◆ EXERCISE DIRECTIONS:
Answer these questions from the implicit intent hijacking text below:
(a) Which OWASP category is the text filed under?
(b) Which method does the text recommend calling to make intents explicit?
(c) If implicit intents must be used, what should be left out of them?

◆ STUDY TEXT:
OWASP category: MASVS-PLATFORM: Platform Interaction
Overview
The implicit Intent hijacking vulnerability occurs when an application does not specify a fully-qualified component class name or package when invoking an intent. This allows a malicious application to register an intent filter to intercept the intent instead of the intended application.
Depending on the intent content, attackers could read sensitive information or interact with mutable objects, such as mutable PendingIntents or Binders.
Impact
Hijacking an Implicit Intent allows an attacker to read or modify the content of the intent, as well as intercept the intent to perform an action. This could have consequences such as leaking sensitive information/data or launching of attacker-controlled components.
Mitigations
Make intents explicit by calling setPackage()
, as shown in the following code
snippet:
Kotlin
val intent = Intent("android.intent.action.CREATE_DOCUMENT").apply {
addCategory("android.intent.category.OPENABLE")
setPackage("com.some.packagename")
setType("*/*")
putExtra("android.intent.extra.LOCAL_ONLY", true)
putExtra("android.intent.extra.TITLE", "Some Title")
}
startActivity(intent)
Java
Intent intent = new Intent("android.intent.action.CREATE_DOCUMENT");
intent.addCategory("android.intent.category.OPENABLE");
intent.setPackage("com.some.packagename");
intent.setType("*/*");
intent.putExtra("android.intent.extra.LOCAL_ONLY", true);
intent.putExtra("android.intent.extra.TITLE", "Some Title");
startActivity(intent);
If you need to use implicit intents, omit any sensitive information or mutable objects that you don't want to expose. Implicit intents may need to be used when an app does not have exact knowledge about which app will resolve the action (e.g. composing an email, taking a picture, etc.).

◆ DATA RECORDS:

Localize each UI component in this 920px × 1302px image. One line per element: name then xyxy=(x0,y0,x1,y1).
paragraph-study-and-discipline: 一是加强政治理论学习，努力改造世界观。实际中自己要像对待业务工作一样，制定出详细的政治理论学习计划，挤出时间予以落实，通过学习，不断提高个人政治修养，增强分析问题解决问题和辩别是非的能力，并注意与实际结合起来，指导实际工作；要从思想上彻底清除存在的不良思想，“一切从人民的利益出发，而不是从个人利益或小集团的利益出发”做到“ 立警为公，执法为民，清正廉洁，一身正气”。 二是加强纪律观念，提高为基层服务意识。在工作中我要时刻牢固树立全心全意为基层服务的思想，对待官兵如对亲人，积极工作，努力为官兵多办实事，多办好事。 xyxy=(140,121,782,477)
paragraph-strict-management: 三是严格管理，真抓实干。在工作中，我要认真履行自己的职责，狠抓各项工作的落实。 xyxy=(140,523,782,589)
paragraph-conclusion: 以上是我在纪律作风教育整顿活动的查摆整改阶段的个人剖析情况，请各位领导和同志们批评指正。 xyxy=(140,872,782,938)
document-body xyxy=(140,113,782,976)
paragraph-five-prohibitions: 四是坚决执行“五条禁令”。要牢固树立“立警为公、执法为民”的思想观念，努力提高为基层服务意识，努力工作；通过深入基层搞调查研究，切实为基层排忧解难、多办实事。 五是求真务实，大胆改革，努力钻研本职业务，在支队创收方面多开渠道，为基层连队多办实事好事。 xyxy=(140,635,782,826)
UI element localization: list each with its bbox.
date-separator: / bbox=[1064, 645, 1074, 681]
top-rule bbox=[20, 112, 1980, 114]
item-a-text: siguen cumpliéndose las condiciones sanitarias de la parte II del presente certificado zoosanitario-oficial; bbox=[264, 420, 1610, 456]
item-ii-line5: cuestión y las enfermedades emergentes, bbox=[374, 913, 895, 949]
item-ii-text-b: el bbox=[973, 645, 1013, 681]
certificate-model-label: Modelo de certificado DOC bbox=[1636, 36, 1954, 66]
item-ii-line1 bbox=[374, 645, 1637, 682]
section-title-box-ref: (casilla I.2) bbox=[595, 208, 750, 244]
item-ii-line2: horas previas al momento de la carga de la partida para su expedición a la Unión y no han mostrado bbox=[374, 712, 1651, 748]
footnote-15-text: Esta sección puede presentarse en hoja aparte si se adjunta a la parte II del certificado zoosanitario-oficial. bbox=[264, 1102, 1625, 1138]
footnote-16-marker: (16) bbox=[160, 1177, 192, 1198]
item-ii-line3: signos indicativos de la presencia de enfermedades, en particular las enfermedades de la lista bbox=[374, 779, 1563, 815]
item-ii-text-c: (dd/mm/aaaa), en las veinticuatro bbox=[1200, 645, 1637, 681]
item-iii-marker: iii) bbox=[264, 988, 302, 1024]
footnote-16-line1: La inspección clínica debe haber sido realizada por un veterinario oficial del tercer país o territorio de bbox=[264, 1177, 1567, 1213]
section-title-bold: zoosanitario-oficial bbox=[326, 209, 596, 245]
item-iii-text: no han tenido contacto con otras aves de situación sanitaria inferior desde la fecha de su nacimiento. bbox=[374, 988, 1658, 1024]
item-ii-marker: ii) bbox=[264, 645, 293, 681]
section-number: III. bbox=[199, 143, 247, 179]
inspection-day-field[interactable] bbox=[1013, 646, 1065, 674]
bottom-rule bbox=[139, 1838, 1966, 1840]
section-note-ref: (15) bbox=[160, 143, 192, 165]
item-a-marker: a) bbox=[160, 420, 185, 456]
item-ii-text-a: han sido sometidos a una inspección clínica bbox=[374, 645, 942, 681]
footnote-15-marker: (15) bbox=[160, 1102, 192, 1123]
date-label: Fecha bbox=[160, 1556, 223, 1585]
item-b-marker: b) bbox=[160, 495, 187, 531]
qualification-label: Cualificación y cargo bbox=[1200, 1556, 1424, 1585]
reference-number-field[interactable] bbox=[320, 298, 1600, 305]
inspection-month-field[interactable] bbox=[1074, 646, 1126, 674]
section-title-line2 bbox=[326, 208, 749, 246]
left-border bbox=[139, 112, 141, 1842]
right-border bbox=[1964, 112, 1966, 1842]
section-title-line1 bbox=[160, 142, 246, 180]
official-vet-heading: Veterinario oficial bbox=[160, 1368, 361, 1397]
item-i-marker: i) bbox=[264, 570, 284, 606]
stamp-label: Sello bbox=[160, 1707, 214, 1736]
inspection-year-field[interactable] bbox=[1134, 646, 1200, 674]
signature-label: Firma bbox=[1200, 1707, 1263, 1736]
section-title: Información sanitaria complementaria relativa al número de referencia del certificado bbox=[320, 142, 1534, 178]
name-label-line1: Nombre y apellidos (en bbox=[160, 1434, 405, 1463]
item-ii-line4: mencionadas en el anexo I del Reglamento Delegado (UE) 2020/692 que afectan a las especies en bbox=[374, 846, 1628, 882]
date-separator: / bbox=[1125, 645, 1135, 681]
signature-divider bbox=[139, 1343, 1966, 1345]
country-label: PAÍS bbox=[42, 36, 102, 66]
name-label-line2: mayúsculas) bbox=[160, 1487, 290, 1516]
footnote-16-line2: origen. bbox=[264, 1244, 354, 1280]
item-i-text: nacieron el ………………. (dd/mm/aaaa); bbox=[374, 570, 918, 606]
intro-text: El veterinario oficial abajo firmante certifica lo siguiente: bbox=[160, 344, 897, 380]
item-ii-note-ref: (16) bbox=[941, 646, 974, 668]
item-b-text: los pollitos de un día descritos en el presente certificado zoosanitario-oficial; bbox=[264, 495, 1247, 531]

◆ ANSWER BOX:
(a) MASVS-PLATFORM: Platform Interaction
(b) setPackage()
(c) Any sensitive information or mutable objects that you don't want to expose.